### STATED EXERCISE
Please transcribe the data that follows without the pictures, keeping every word the same.

### DATA LISTING
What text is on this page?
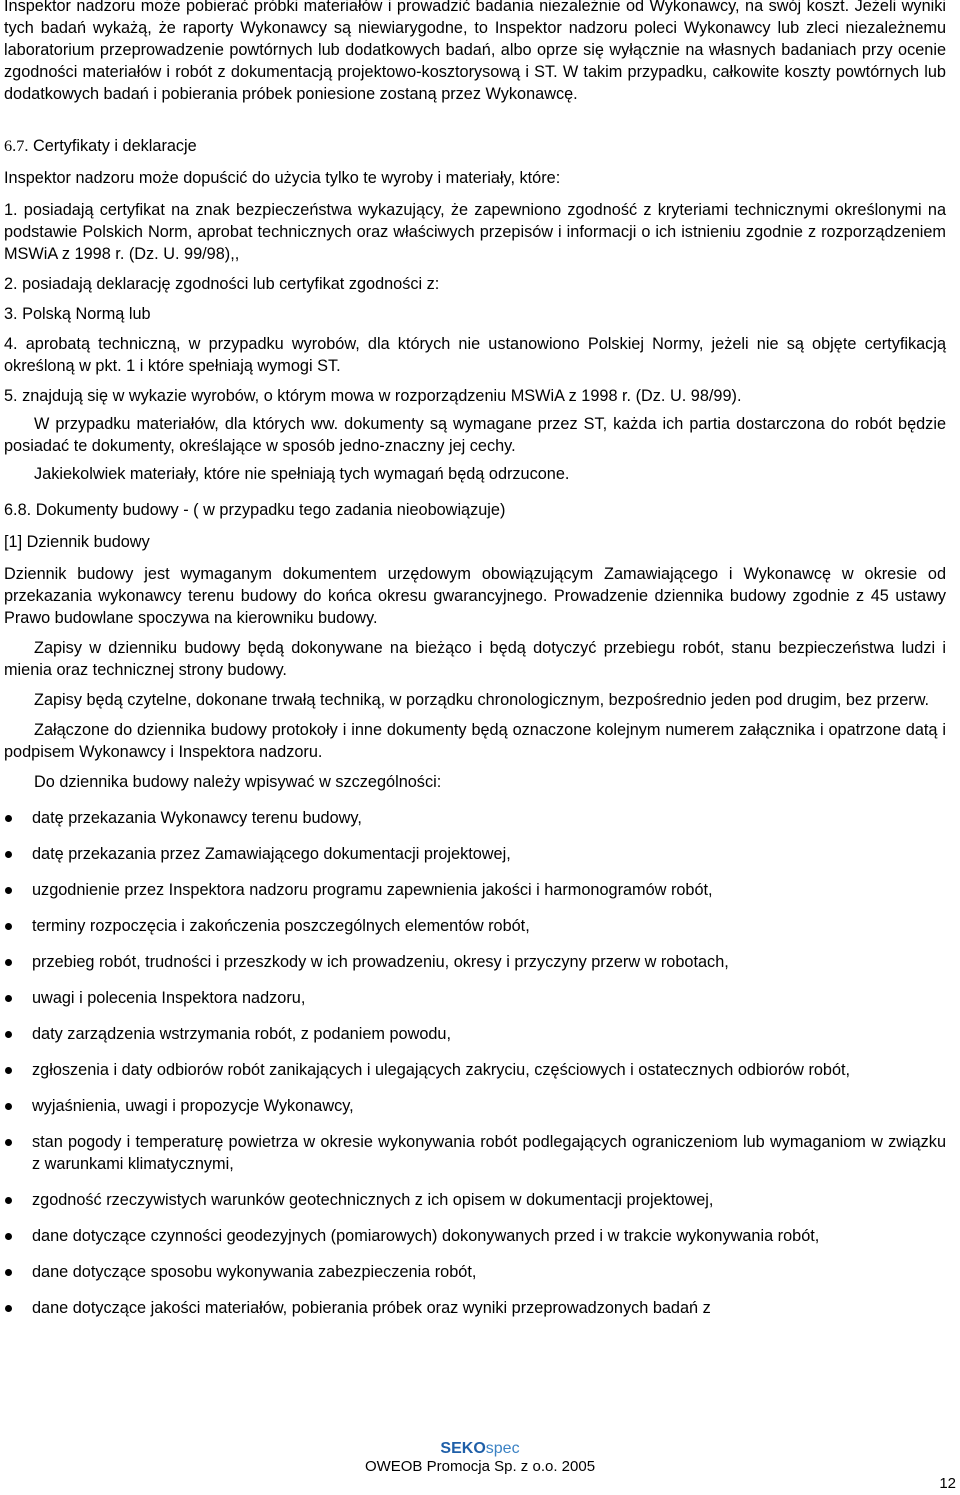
Inspektor nadzoru może pobierać próbki materiałów i prowadzić badania niezależnie od Wykonawcy, na swój koszt. Jeżeli wyniki tych badań wykażą, że raporty Wykonawcy są niewiarygodne, to Inspektor nadzoru poleci Wykonawcy lub zleci niezależnemu laboratorium przeprowadzenie powtórnych lub dodatkowych badań, albo oprze się wyłącznie na własnych badaniach przy ocenie zgodności materiałów i robót z dokumentacją projektowo-kosztorysową i ST. W takim przypadku, całkowite koszty powtórnych lub dodatkowych badań i pobierania próbek poniesione zostaną przez Wykonawcę.

6.7. Certyfikaty i deklaracje

Inspektor nadzoru może dopuścić do użycia tylko te wyroby i materiały, które:

1. posiadają certyfikat na znak bezpieczeństwa wykazujący, że zapewniono zgodność z kryteriami technicznymi określonymi na podstawie Polskich Norm, aprobat technicznych oraz właściwych przepisów i informacji o ich istnieniu zgodnie z rozporządzeniem MSWiA z 1998 r. (Dz. U. 99/98),,

2. posiadają deklarację zgodności lub certyfikat zgodności z:

3. Polską Normą lub

4. aprobatą techniczną, w przypadku wyrobów, dla których nie ustanowiono Polskiej Normy, jeżeli nie są objęte certyfikacją określoną w pkt. 1 i które spełniają wymogi ST.

5. znajdują się w wykazie wyrobów, o którym mowa w rozporządzeniu MSWiA z 1998 r. (Dz. U. 98/99).

W przypadku materiałów, dla których ww. dokumenty są wymagane przez ST, każda ich partia dostarczona do robót będzie posiadać te dokumenty, określające w sposób jedno-znaczny jej cechy.

Jakiekolwiek materiały, które nie spełniają tych wymagań będą odrzucone.

6.8. Dokumenty budowy - ( w przypadku tego zadania nieobowiązuje)

[1] Dziennik budowy

Dziennik budowy jest wymaganym dokumentem urzędowym obowiązującym Zamawiającego i Wykonawcę w okresie od przekazania wykonawcy terenu budowy do końca okresu gwarancyjnego. Prowadzenie dziennika budowy zgodnie z 45 ustawy Prawo budowlane spoczywa na kierowniku budowy.

Zapisy w dzienniku budowy będą dokonywane na bieżąco i będą dotyczyć przebiegu robót, stanu bezpieczeństwa ludzi i mienia oraz technicznej strony budowy.

Zapisy będą czytelne, dokonane trwałą techniką, w porządku chronologicznym, bezpośrednio jeden pod drugim, bez przerw.

Załączone do dziennika budowy protokoły i inne dokumenty będą oznaczone kolejnym numerem załącznika i opatrzone datą i podpisem Wykonawcy i Inspektora nadzoru.

Do dziennika budowy należy wpisywać w szczególności:

datę przekazania Wykonawcy terenu budowy,
datę przekazania przez Zamawiającego dokumentacji projektowej,
uzgodnienie przez Inspektora nadzoru programu zapewnienia jakości i harmonogramów robót,
terminy rozpoczęcia i zakończenia poszczególnych elementów robót,
przebieg robót, trudności i przeszkody w ich prowadzeniu, okresy i przyczyny przerw w robotach,
uwagi i polecenia Inspektora nadzoru,
daty zarządzenia wstrzymania robót, z podaniem powodu,
zgłoszenia i daty odbiorów robót zanikających i ulegających zakryciu, częściowych i ostatecznych odbiorów robót,
wyjaśnienia, uwagi i propozycje Wykonawcy,
stan pogody i temperaturę powietrza w okresie wykonywania robót podlegających ograniczeniom lub wymaganiom w związku z warunkami klimatycznymi,
zgodność rzeczywistych warunków geotechnicznych z ich opisem w dokumentacji projektowej,
dane dotyczące czynności geodezyjnych (pomiarowych) dokonywanych przed i w trakcie wykonywania robót,
dane dotyczące sposobu wykonywania zabezpieczenia robót,
dane dotyczące jakości materiałów, pobierania próbek oraz wyniki przeprowadzonych badań z
SEKOspec
OWEOB Promocja Sp. z o.o. 2005
12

### CORRECT RESPONSE
What text is on this page?
Inspektor nadzoru może pobierać próbki materiałów i prowadzić badania niezależnie od Wykonawcy, na swój koszt. Jeżeli wyniki tych badań wykażą, że raporty Wykonawcy są niewiarygodne, to Inspektor nadzoru poleci Wykonawcy lub zleci niezależnemu laboratorium przeprowadzenie powtórnych lub dodatkowych badań, albo oprze się wyłącznie na własnych badaniach przy ocenie zgodności materiałów i robót z dokumentacją projektowo-kosztorysową i ST. W takim przypadku, całkowite koszty powtórnych lub dodatkowych badań i pobierania próbek poniesione zostaną przez Wykonawcę.

6.7. Certyfikaty i deklaracje

Inspektor nadzoru może dopuścić do użycia tylko te wyroby i materiały, które:

1. posiadają certyfikat na znak bezpieczeństwa wykazujący, że zapewniono zgodność z kryteriami technicznymi określonymi na podstawie Polskich Norm, aprobat technicznych oraz właściwych przepisów i informacji o ich istnieniu zgodnie z rozporządzeniem MSWiA z 1998 r. (Dz. U. 99/98),,

2. posiadają deklarację zgodności lub certyfikat zgodności z:

3. Polską Normą lub

4. aprobatą techniczną, w przypadku wyrobów, dla których nie ustanowiono Polskiej Normy, jeżeli nie są objęte certyfikacją określoną w pkt. 1 i które spełniają wymogi ST.

5. znajdują się w wykazie wyrobów, o którym mowa w rozporządzeniu MSWiA z 1998 r. (Dz. U. 98/99).

W przypadku materiałów, dla których ww. dokumenty są wymagane przez ST, każda ich partia dostarczona do robót będzie posiadać te dokumenty, określające w sposób jedno-znaczny jej cechy.

Jakiekolwiek materiały, które nie spełniają tych wymagań będą odrzucone.

6.8. Dokumenty budowy - ( w przypadku tego zadania nieobowiązuje)

[1] Dziennik budowy

Dziennik budowy jest wymaganym dokumentem urzędowym obowiązującym Zamawiającego i Wykonawcę w okresie od przekazania wykonawcy terenu budowy do końca okresu gwarancyjnego. Prowadzenie dziennika budowy zgodnie z 45 ustawy Prawo budowlane spoczywa na kierowniku budowy.

Zapisy w dzienniku budowy będą dokonywane na bieżąco i będą dotyczyć przebiegu robót, stanu bezpieczeństwa ludzi i mienia oraz technicznej strony budowy.

Zapisy będą czytelne, dokonane trwałą techniką, w porządku chronologicznym, bezpośrednio jeden pod drugim, bez przerw.

Załączone do dziennika budowy protokoły i inne dokumenty będą oznaczone kolejnym numerem załącznika i opatrzone datą i podpisem Wykonawcy i Inspektora nadzoru.

Do dziennika budowy należy wpisywać w szczególności:

datę przekazania Wykonawcy terenu budowy,
datę przekazania przez Zamawiającego dokumentacji projektowej,
uzgodnienie przez Inspektora nadzoru programu zapewnienia jakości i harmonogramów robót,
terminy rozpoczęcia i zakończenia poszczególnych elementów robót,
przebieg robót, trudności i przeszkody w ich prowadzeniu, okresy i przyczyny przerw w robotach,
uwagi i polecenia Inspektora nadzoru,
daty zarządzenia wstrzymania robót, z podaniem powodu,
zgłoszenia i daty odbiorów robót zanikających i ulegających zakryciu, częściowych i ostatecznych odbiorów robót,
wyjaśnienia, uwagi i propozycje Wykonawcy,
stan pogody i temperaturę powietrza w okresie wykonywania robót podlegających ograniczeniom lub wymaganiom w związku z warunkami klimatycznymi,
zgodność rzeczywistych warunków geotechnicznych z ich opisem w dokumentacji projektowej,
dane dotyczące czynności geodezyjnych (pomiarowych) dokonywanych przed i w trakcie wykonywania robót,
dane dotyczące sposobu wykonywania zabezpieczenia robót,
dane dotyczące jakości materiałów, pobierania próbek oraz wyniki przeprowadzonych badań z
SEKOspec
OWEOB Promocja Sp. z o.o. 2005
12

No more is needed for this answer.